* _What is being asked_: Write out the whole of the material exactly.

* _Records for this exercise_:
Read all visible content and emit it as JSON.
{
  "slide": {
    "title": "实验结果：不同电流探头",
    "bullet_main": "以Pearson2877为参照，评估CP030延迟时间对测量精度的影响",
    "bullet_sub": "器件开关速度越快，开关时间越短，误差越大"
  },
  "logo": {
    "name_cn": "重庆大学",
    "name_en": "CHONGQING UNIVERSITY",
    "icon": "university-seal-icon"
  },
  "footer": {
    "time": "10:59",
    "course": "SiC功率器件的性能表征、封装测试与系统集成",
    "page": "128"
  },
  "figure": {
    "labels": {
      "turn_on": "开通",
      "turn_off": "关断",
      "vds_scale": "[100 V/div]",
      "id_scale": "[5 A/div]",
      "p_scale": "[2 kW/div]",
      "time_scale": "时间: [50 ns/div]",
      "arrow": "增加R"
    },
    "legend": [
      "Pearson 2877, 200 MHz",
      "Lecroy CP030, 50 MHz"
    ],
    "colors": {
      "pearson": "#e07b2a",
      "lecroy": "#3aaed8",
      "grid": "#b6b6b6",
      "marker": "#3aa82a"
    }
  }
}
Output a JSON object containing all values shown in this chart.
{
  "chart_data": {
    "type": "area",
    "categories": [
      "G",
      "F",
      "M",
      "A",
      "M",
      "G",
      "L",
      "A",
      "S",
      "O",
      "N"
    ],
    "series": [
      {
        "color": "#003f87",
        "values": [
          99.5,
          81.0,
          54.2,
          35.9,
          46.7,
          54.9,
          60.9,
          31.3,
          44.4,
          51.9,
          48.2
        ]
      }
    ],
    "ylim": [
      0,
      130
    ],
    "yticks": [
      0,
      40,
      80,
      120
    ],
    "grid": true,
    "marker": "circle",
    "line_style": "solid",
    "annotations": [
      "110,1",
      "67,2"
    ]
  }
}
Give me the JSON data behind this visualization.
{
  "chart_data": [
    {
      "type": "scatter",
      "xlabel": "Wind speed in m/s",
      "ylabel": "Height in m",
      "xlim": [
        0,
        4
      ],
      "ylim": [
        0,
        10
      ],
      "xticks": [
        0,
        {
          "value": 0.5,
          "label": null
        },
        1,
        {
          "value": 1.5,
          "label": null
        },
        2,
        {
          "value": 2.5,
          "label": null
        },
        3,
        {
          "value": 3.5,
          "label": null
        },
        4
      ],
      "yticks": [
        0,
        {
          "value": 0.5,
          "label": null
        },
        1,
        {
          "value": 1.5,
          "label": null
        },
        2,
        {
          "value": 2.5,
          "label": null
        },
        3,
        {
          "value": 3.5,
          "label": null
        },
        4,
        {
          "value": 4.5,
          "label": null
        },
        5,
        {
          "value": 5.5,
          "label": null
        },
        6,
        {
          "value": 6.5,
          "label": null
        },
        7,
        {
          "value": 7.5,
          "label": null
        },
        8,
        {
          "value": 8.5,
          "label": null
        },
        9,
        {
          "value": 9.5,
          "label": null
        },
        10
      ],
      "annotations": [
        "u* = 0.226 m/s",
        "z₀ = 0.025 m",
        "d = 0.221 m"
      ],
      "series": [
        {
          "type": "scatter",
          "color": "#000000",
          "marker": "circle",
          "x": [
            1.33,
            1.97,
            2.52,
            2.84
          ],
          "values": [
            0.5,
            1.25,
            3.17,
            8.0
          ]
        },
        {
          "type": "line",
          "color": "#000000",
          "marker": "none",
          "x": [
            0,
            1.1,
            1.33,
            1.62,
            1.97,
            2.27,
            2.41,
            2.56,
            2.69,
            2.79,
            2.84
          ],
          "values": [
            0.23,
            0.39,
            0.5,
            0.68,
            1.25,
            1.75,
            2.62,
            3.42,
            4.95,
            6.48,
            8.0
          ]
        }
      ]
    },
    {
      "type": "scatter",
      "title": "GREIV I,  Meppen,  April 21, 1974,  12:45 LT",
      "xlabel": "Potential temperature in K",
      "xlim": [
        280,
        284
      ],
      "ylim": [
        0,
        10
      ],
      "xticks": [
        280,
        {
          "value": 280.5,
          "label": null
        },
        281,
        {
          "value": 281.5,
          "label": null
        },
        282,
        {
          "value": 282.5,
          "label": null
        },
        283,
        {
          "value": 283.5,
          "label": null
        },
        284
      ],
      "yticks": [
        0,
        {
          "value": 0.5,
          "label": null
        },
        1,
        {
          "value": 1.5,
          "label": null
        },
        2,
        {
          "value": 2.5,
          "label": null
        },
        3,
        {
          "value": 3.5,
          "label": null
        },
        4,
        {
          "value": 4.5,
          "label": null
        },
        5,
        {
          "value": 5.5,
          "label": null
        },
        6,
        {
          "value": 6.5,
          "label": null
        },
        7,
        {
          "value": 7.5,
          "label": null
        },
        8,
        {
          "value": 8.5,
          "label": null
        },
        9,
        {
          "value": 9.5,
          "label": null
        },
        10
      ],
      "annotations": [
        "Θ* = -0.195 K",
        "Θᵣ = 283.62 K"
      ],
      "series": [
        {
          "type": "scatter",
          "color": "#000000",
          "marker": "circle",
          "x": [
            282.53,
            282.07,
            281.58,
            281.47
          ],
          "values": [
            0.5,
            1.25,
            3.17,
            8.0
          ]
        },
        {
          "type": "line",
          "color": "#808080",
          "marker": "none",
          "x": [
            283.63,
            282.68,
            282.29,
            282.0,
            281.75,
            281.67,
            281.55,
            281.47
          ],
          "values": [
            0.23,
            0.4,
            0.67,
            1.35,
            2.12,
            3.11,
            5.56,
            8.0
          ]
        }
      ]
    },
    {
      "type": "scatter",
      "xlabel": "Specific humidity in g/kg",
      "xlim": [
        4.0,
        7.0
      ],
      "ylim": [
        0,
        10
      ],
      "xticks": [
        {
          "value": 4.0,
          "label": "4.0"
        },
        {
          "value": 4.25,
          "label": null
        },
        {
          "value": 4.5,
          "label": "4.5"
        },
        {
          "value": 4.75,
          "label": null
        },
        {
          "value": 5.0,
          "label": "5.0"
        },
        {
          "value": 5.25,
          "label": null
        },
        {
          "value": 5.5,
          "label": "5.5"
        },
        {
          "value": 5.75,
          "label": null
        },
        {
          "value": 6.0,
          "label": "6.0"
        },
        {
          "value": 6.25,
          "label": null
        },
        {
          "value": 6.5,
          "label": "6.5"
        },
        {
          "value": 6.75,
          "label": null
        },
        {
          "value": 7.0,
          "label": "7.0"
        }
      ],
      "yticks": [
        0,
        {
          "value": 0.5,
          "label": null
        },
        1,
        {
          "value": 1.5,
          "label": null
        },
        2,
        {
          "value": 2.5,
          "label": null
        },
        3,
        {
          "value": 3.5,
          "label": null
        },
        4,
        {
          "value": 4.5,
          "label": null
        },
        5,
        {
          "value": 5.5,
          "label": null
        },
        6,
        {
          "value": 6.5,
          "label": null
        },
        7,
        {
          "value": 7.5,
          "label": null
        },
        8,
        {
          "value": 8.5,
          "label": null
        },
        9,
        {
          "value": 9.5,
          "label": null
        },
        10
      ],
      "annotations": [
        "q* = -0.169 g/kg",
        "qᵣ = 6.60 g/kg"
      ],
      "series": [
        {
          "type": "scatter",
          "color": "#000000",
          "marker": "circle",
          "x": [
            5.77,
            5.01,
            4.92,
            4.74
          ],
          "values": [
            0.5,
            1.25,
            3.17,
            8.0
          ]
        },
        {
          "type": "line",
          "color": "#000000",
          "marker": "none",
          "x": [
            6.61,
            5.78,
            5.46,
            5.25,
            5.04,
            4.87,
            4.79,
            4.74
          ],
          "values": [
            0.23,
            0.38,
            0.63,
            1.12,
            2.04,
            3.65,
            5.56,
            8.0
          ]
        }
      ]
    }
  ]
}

* _Task output_:
Read all visible content and emit it as JSON.
{
  "slide": {
    "title": "实验结果：不同电流探头",
    "bullet_main": "以Pearson2877为参照，评估CP030延迟时间对测量精度的影响",
    "bullet_sub": "器件开关速度越快，开关时间越短，误差越大"
  },
  "logo": {
    "name_cn": "重庆大学",
    "name_en": "CHONGQING UNIVERSITY",
    "icon": "university-seal-icon"
  },
  "footer": {
    "time": "10:59",
    "course": "SiC功率器件的性能表征、封装测试与系统集成",
    "page": "128"
  },
  "figure": {
    "labels": {
      "turn_on": "开通",
      "turn_off": "关断",
      "vds_scale": "[100 V/div]",
      "id_scale": "[5 A/div]",
      "p_scale": "[2 kW/div]",
      "time_scale": "时间: [50 ns/div]",
      "arrow": "增加R"
    },
    "legend": [
      "Pearson 2877, 200 MHz",
      "Lecroy CP030, 50 MHz"
    ],
    "colors": {
      "pearson": "#e07b2a",
      "lecroy": "#3aaed8",
      "grid": "#b6b6b6",
      "marker": "#3aa82a"
    }
  }
}
Output a JSON object containing all values shown in this chart.
{
  "chart_data": {
    "type": "area",
    "categories": [
      "G",
      "F",
      "M",
      "A",
      "M",
      "G",
      "L",
      "A",
      "S",
      "O",
      "N"
    ],
    "series": [
      {
        "color": "#003f87",
        "values": [
          99.5,
          81.0,
          54.2,
          35.9,
          46.7,
          54.9,
          60.9,
          31.3,
          44.4,
          51.9,
          48.2
        ]
      }
    ],
    "ylim": [
      0,
      130
    ],
    "yticks": [
      0,
      40,
      80,
      120
    ],
    "grid": true,
    "marker": "circle",
    "line_style": "solid",
    "annotations": [
      "110,1",
      "67,2"
    ]
  }
}
Give me the JSON data behind this visualization.
{
  "chart_data": [
    {
      "type": "scatter",
      "xlabel": "Wind speed in m/s",
      "ylabel": "Height in m",
      "xlim": [
        0,
        4
      ],
      "ylim": [
        0,
        10
      ],
      "xticks": [
        0,
        {
          "value": 0.5,
          "label": null
        },
        1,
        {
          "value": 1.5,
          "label": null
        },
        2,
        {
          "value": 2.5,
          "label": null
        },
        3,
        {
          "value": 3.5,
          "label": null
        },
        4
      ],
      "yticks": [
        0,
        {
          "value": 0.5,
          "label": null
        },
        1,
        {
          "value": 1.5,
          "label": null
        },
        2,
        {
          "value": 2.5,
          "label": null
        },
        3,
        {
          "value": 3.5,
          "label": null
        },
        4,
        {
          "value": 4.5,
          "label": null
        },
        5,
        {
          "value": 5.5,
          "label": null
        },
        6,
        {
          "value": 6.5,
          "label": null
        },
        7,
        {
          "value": 7.5,
          "label": null
        },
        8,
        {
          "value": 8.5,
          "label": null
        },
        9,
        {
          "value": 9.5,
          "label": null
        },
        10
      ],
      "annotations": [
        "u* = 0.226 m/s",
        "z₀ = 0.025 m",
        "d = 0.221 m"
      ],
      "series": [
        {
          "type": "scatter",
          "color": "#000000",
          "marker": "circle",
          "x": [
            1.33,
            1.97,
            2.52,
            2.84
          ],
          "values": [
            0.5,
            1.25,
            3.17,
            8.0
          ]
        },
        {
          "type": "line",
          "color": "#000000",
          "marker": "none",
          "x": [
            0,
            1.1,
            1.33,
            1.62,
            1.97,
            2.27,
            2.41,
            2.56,
            2.69,
            2.79,
            2.84
          ],
          "values": [
            0.23,
            0.39,
            0.5,
            0.68,
            1.25,
            1.75,
            2.62,
            3.42,
            4.95,
            6.48,
            8.0
          ]
        }
      ]
    },
    {
      "type": "scatter",
      "title": "GREIV I,  Meppen,  April 21, 1974,  12:45 LT",
      "xlabel": "Potential temperature in K",
      "xlim": [
        280,
        284
      ],
      "ylim": [
        0,
        10
      ],
      "xticks": [
        280,
        {
          "value": 280.5,
          "label": null
        },
        281,
        {
          "value": 281.5,
          "label": null
        },
        282,
        {
          "value": 282.5,
          "label": null
        },
        283,
        {
          "value": 283.5,
          "label": null
        },
        284
      ],
      "yticks": [
        0,
        {
          "value": 0.5,
          "label": null
        },
        1,
        {
          "value": 1.5,
          "label": null
        },
        2,
        {
          "value": 2.5,
          "label": null
        },
        3,
        {
          "value": 3.5,
          "label": null
        },
        4,
        {
          "value": 4.5,
          "label": null
        },
        5,
        {
          "value": 5.5,
          "label": null
        },
        6,
        {
          "value": 6.5,
          "label": null
        },
        7,
        {
          "value": 7.5,
          "label": null
        },
        8,
        {
          "value": 8.5,
          "label": null
        },
        9,
        {
          "value": 9.5,
          "label": null
        },
        10
      ],
      "annotations": [
        "Θ* = -0.195 K",
        "Θᵣ = 283.62 K"
      ],
      "series": [
        {
          "type": "scatter",
          "color": "#000000",
          "marker": "circle",
          "x": [
            282.53,
            282.07,
            281.58,
            281.47
          ],
          "values": [
            0.5,
            1.25,
            3.17,
            8.0
          ]
        },
        {
          "type": "line",
          "color": "#808080",
          "marker": "none",
          "x": [
            283.63,
            282.68,
            282.29,
            282.0,
            281.75,
            281.67,
            281.55,
            281.47
          ],
          "values": [
            0.23,
            0.4,
            0.67,
            1.35,
            2.12,
            3.11,
            5.56,
            8.0
          ]
        }
      ]
    },
    {
      "type": "scatter",
      "xlabel": "Specific humidity in g/kg",
      "xlim": [
        4.0,
        7.0
      ],
      "ylim": [
        0,
        10
      ],
      "xticks": [
        {
          "value": 4.0,
          "label": "4.0"
        },
        {
          "value": 4.25,
          "label": null
        },
        {
          "value": 4.5,
          "label": "4.5"
        },
        {
          "value": 4.75,
          "label": null
        },
        {
          "value": 5.0,
          "label": "5.0"
        },
        {
          "value": 5.25,
          "label": null
        },
        {
          "value": 5.5,
          "label": "5.5"
        },
        {
          "value": 5.75,
          "label": null
        },
        {
          "value": 6.0,
          "label": "6.0"
        },
        {
          "value": 6.25,
          "label": null
        },
        {
          "value": 6.5,
          "label": "6.5"
        },
        {
          "value": 6.75,
          "label": null
        },
        {
          "value": 7.0,
          "label": "7.0"
        }
      ],
      "yticks": [
        0,
        {
          "value": 0.5,
          "label": null
        },
        1,
        {
          "value": 1.5,
          "label": null
        },
        2,
        {
          "value": 2.5,
          "label": null
        },
        3,
        {
          "value": 3.5,
          "label": null
        },
        4,
        {
          "value": 4.5,
          "label": null
        },
        5,
        {
          "value": 5.5,
          "label": null
        },
        6,
        {
          "value": 6.5,
          "label": null
        },
        7,
        {
          "value": 7.5,
          "label": null
        },
        8,
        {
          "value": 8.5,
          "label": null
        },
        9,
        {
          "value": 9.5,
          "label": null
        },
        10
      ],
      "annotations": [
        "q* = -0.169 g/kg",
        "qᵣ = 6.60 g/kg"
      ],
      "series": [
        {
          "type": "scatter",
          "color": "#000000",
          "marker": "circle",
          "x": [
            5.77,
            5.01,
            4.92,
            4.74
          ],
          "values": [
            0.5,
            1.25,
            3.17,
            8.0
          ]
        },
        {
          "type": "line",
          "color": "#000000",
          "marker": "none",
          "x": [
            6.61,
            5.78,
            5.46,
            5.25,
            5.04,
            4.87,
            4.79,
            4.74
          ],
          "values": [
            0.23,
            0.38,
            0.63,
            1.12,
            2.04,
            3.65,
            5.56,
            8.0
          ]
        }
      ]
    }
  ]
}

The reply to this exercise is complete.